[Dataset items]
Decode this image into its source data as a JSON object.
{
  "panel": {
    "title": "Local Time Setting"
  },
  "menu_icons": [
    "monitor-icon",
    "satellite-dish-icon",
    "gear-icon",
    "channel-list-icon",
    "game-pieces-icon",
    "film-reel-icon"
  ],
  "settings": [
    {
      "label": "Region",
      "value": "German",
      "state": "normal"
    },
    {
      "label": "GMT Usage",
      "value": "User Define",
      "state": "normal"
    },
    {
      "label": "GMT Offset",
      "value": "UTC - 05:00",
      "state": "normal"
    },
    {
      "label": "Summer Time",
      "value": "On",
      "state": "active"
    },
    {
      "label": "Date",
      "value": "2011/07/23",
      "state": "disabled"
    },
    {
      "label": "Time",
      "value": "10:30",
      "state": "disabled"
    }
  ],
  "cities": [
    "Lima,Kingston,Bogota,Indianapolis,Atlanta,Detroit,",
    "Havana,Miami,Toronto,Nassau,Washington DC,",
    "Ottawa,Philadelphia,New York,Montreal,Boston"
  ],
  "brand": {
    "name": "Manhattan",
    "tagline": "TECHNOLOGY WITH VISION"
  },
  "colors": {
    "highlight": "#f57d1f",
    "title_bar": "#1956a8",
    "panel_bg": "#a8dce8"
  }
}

Exercise task = Using the data above, print every record exactly as shown.

Task output =
Decode this image into its source data as a JSON object.
{
  "panel": {
    "title": "Local Time Setting"
  },
  "menu_icons": [
    "monitor-icon",
    "satellite-dish-icon",
    "gear-icon",
    "channel-list-icon",
    "game-pieces-icon",
    "film-reel-icon"
  ],
  "settings": [
    {
      "label": "Region",
      "value": "German",
      "state": "normal"
    },
    {
      "label": "GMT Usage",
      "value": "User Define",
      "state": "normal"
    },
    {
      "label": "GMT Offset",
      "value": "UTC - 05:00",
      "state": "normal"
    },
    {
      "label": "Summer Time",
      "value": "On",
      "state": "active"
    },
    {
      "label": "Date",
      "value": "2011/07/23",
      "state": "disabled"
    },
    {
      "label": "Time",
      "value": "10:30",
      "state": "disabled"
    }
  ],
  "cities": [
    "Lima,Kingston,Bogota,Indianapolis,Atlanta,Detroit,",
    "Havana,Miami,Toronto,Nassau,Washington DC,",
    "Ottawa,Philadelphia,New York,Montreal,Boston"
  ],
  "brand": {
    "name": "Manhattan",
    "tagline": "TECHNOLOGY WITH VISION"
  },
  "colors": {
    "highlight": "#f57d1f",
    "title_bar": "#1956a8",
    "panel_bg": "#a8dce8"
  }
}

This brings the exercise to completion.